● **Passage**:
A translocation causing increased alpha-klotho level results in hypophosphatemic rickets and hyperparathyroidism

Abstract

Phosphate homeostasis is central to diverse physiologic processes including energy homeostasis, formation of lipid bilayers, and bone formation. Reduced phosphate levels due to excessive renal loss cause hypophosphatemic rickets, a disease characterized by prominent bone defects; conversely, hyperphosphatemia, a major complication of renal failure, is accompanied by parathyroid hyperplasia, hyperparathyroidism, and osteodystrophy. Here, we define a syndrome featuring both hypophosphatemic rickets and hyperparathyroidism due to parathyroid hyperplasia as well as other skeletal abnormalities. We show that this disease is due to a de novo translocation with a breakpoint adjacent to alpha-Klotho, which encodes a beta-glucuronidase, and is implicated in aging and regulation of FGF signaling. Plasma alpha-Klotho levels and beta-glucuronidase activity are markedly increased in the affected patient; unexpectedly, the circulating FGF23 level is also markedly elevated. These findings suggest that the elevated alpha-Klotho level mimics aspects of the normal response to hyperphosphatemia and implicate alpha-Klotho in the selective regulation of phosphate levels and in the regulation of parathyroid mass and function; they also have implications for the pathogenesis and treatment of renal osteodystrophy in patients with kidney failure.

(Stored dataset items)
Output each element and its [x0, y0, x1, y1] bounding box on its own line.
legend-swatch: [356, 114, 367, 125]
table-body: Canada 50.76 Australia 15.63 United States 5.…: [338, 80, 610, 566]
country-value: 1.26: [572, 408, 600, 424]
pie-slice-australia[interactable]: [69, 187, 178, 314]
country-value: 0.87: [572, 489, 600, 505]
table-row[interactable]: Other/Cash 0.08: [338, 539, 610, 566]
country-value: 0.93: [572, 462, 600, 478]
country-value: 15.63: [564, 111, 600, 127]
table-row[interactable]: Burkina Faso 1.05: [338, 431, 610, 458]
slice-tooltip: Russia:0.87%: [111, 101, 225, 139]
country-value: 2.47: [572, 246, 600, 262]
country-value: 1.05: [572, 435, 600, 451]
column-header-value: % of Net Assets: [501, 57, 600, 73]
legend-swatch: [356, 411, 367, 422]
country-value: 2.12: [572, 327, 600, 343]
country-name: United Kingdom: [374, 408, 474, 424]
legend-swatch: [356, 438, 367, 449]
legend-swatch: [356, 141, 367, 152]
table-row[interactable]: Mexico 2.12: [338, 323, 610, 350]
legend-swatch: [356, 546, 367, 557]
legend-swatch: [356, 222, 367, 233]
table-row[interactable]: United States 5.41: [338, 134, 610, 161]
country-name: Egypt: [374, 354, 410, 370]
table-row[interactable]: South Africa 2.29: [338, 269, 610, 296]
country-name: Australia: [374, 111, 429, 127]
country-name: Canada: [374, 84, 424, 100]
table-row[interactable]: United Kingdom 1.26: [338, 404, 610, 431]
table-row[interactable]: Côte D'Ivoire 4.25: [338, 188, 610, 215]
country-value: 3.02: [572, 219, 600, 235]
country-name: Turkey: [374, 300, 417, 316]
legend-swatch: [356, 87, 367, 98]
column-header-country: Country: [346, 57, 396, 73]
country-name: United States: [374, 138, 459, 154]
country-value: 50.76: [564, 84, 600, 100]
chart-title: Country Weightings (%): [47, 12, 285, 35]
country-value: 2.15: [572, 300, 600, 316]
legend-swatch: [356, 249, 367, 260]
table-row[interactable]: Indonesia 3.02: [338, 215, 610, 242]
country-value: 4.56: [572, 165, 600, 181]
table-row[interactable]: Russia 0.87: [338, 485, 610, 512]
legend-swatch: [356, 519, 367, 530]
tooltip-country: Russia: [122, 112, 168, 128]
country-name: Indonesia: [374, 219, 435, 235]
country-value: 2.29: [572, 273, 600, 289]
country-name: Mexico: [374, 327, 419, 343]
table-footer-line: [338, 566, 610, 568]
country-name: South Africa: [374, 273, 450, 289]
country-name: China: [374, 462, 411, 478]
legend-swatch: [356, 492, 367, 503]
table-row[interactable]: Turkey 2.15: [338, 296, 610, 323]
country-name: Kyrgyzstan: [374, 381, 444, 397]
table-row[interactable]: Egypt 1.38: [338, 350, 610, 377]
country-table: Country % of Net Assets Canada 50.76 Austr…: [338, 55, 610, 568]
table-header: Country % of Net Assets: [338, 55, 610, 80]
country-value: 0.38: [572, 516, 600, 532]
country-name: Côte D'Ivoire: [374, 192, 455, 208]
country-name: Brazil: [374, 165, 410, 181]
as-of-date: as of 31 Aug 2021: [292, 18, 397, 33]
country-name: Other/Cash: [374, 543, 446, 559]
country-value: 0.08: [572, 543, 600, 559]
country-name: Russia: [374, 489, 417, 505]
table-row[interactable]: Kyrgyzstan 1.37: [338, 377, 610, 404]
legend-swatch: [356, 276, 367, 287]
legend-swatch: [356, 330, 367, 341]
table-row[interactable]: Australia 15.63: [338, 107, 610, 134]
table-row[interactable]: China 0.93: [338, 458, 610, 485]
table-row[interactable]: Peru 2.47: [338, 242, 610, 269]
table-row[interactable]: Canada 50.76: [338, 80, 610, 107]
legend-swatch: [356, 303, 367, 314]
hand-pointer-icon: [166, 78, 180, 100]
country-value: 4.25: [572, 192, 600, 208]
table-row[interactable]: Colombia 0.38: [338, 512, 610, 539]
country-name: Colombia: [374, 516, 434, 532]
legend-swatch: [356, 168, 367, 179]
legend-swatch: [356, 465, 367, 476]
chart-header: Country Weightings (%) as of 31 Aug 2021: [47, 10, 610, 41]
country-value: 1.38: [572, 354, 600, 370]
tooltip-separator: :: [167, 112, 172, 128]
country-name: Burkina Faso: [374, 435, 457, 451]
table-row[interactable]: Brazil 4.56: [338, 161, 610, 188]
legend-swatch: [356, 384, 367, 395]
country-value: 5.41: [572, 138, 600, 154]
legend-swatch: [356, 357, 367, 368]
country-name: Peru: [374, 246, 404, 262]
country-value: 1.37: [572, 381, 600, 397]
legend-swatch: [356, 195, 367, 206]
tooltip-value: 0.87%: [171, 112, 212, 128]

● **Activity**:
Could you write what comes next in the alpha-klotho translocation abstract, starting after its final sentence? None of the material is needed for this.

● **Written response**:
Fig. 1.

Parathyroid hyperplasia in index case. (A) A parathyroid gland removed at the initial surgery revealed enlargement of the gland with preservation of normal trabecular architecture consistent with hyperplasia. (Original magnification, ×10). The other three glands showed similar histology. (B) Hyperplastic parathyroid remnant partially removed at the second surgery; findings again were consistent with parathyroid hyperplasia. (Hematoxylin–eosin stain.)

Fig. 2.

A 9;13 translocation in the index case with hypophosphatemic rickets. Representative metaphase chromosomes are shown. The patient has a balanced translocation with breakpoints at 9q21.13 and 13q13.1.

Fig. 3.

Mapping breakpoints by FISH. (A) Mapping the chromosome 13q13.1 breakpoint. The relative position of YAC and BAC clones on chromosome 13 used in FISH experiments are shown in the schematic at the left, and the location of the inferred translocation breakpoint is indicated by the jagged line. The upper metaphase chromosome spread shows representative results of FISH using probes on opposite sides of the breakpoint. The hybridizing chromosomes are enlarged at the right, with a schematic diagram showing the signals coming from the wild-type chromosome 13 (gray) and its two derivatives. The lower spread shows the result with the spanning BAC (in red) and a distal probe, revealing three hybridization signals from the spanning BAC. (B) Mapping the chromosome 9q21.13 breakpoint. A representative metaphase spread in which the spanning chromosome 9 BAC and a distal marker have been hybridized. Three signals from the spanning BAC are detected.

Fig. 4.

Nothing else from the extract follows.